WORK INSTRUCTIONS >> Reproduce, word for word, the stretch of the novel review from "That new beginning" through "days almost unbearable.".

That new beginning didn’t live up to Samuel’s expectations. As the novel opens fifteen years later, he is working as an economic forecaster for the government in Calgary. It’s a stiflingly bureaucratic, dead-end job, where petty managerial types and lifeless co-workers make Samuel’s days almost unbearable.
Everything changes for Samuel when he finds out that his Uncle Jacob has died. Samuel and his uncle had grown apart. They had not spoken for a number of years, though Jacob had raised Samuel and, in a way, sacrificed himself for Samuel’s future. Jacob’s death weighs heavily on Samuel, yet his reaction seems more about having “a singular chance to get all his sadness out” than about familial love. Samuel is jolted out of his sadness and his workaday world when he receives a call telling him he has inherited Jacob’s old mansion in the small town of Aster, Alberta. The town, originally settled by freed slaves from Oklahoma, sounds to Samuel like the perfect place to start a new life, one that would allow him to live up to his potential, and he decides to exchange the drudgery of the city for the simplicity of small-town existence. When Samuel leaves his office for good after yet another minor humiliation, we cheer his resolve and look forward to what the coming days will bring.

DATA EXCERPTS >>
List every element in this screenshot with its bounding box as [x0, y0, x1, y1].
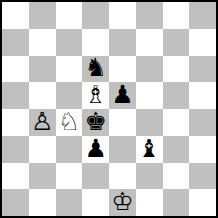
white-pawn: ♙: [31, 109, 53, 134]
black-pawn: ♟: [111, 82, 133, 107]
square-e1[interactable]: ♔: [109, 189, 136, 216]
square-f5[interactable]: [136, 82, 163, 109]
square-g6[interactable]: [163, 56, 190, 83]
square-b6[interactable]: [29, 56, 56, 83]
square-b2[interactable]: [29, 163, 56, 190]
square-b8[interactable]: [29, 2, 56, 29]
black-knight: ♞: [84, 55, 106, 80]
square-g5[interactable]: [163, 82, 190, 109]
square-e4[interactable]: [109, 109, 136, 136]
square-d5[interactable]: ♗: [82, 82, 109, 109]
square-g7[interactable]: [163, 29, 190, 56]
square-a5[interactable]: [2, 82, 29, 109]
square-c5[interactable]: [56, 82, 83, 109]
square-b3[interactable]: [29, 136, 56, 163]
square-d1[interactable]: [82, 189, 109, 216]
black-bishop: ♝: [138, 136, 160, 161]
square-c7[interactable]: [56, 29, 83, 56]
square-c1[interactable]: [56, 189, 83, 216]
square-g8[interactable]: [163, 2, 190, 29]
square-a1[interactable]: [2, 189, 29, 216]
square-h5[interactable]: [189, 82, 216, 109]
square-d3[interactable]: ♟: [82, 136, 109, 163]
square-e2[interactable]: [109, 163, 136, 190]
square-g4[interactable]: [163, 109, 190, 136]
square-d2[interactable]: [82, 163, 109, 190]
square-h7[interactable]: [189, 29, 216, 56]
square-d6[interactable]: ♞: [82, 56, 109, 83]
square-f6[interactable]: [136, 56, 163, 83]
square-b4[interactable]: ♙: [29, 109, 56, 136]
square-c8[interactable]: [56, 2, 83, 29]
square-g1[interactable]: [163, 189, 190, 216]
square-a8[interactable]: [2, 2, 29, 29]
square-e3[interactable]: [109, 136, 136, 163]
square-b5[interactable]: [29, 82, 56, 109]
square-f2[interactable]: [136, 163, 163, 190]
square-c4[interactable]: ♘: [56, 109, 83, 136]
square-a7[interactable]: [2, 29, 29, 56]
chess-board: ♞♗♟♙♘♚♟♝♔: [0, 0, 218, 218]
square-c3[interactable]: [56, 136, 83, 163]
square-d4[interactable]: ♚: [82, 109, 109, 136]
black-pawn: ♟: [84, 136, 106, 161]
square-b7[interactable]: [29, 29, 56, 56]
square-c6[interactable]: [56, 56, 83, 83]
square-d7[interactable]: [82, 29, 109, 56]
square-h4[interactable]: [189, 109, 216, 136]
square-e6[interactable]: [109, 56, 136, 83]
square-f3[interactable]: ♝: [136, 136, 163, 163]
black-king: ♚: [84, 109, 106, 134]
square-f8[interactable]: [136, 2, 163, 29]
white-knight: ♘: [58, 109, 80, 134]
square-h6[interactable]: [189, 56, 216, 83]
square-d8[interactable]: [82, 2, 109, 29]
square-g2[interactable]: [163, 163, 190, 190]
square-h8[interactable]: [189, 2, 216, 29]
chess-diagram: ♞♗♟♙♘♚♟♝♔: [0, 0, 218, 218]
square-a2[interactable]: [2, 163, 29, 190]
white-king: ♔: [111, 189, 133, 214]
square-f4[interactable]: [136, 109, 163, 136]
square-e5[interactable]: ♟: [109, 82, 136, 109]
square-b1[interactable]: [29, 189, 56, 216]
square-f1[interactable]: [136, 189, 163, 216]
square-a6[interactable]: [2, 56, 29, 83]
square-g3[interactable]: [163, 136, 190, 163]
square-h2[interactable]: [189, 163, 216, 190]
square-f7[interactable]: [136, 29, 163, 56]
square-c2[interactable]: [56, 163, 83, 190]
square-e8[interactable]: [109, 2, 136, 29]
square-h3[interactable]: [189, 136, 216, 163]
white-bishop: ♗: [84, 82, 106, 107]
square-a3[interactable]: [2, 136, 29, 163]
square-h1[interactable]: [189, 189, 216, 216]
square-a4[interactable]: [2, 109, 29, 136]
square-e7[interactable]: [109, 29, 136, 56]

---

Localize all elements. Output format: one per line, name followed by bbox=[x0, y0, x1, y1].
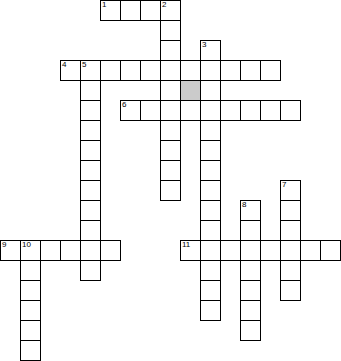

--

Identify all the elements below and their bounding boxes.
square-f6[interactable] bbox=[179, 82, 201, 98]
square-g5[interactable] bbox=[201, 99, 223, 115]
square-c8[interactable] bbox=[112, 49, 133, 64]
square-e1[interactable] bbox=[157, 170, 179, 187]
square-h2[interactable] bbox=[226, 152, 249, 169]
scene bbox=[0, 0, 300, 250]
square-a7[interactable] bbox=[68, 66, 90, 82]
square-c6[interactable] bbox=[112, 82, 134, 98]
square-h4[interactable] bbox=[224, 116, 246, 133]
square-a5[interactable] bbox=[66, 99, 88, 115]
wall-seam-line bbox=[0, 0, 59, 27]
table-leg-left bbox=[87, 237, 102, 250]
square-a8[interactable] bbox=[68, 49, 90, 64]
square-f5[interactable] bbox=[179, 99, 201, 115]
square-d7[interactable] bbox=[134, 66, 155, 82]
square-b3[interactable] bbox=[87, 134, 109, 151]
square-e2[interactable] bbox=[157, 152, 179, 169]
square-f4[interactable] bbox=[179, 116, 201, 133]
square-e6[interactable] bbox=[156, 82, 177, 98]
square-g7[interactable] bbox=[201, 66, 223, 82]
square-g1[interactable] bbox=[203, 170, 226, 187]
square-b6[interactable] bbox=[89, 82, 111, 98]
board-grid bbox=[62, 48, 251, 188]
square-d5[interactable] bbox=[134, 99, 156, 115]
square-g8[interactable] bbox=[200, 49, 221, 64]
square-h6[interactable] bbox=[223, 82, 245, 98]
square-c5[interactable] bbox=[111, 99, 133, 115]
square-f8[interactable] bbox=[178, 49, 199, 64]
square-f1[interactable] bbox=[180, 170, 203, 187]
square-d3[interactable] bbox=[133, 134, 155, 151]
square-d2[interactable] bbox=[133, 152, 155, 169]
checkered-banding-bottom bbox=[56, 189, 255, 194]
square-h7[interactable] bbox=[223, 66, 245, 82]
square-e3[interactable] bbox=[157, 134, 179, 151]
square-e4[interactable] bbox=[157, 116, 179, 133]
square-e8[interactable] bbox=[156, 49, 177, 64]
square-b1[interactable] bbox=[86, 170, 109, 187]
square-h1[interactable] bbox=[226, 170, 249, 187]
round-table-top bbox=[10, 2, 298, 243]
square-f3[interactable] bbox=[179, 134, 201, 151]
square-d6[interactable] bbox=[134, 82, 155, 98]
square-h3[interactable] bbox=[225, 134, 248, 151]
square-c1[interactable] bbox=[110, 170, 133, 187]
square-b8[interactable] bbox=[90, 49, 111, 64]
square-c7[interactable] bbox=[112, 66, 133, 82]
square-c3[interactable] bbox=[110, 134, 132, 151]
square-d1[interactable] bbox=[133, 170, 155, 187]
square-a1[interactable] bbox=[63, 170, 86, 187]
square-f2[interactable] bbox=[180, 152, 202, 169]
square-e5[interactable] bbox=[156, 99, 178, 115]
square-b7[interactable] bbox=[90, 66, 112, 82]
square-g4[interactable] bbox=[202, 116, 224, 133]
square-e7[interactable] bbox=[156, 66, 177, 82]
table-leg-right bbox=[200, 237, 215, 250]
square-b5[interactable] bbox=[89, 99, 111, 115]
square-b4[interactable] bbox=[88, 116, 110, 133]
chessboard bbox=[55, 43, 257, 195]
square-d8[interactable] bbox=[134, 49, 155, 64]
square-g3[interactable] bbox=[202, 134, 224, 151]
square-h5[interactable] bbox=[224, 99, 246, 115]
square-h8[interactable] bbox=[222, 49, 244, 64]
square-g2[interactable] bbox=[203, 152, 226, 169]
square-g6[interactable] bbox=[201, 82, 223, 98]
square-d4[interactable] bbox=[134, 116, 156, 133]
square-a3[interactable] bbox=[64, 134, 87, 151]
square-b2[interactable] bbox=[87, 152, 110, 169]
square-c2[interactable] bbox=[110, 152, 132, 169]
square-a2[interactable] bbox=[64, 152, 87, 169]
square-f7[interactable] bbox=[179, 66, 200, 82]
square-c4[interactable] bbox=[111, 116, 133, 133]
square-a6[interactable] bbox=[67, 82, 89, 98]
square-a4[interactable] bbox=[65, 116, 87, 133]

RESULT OF THE EXERCISE >>
That new beginning didn’t live up to Samuel’s expectations. As the novel opens fifteen years later, he is working as an economic forecaster for the government in Calgary. It’s a stiflingly bureaucratic, dead-end job, where petty managerial types and lifeless co-workers make Samuel’s days almost unbearable.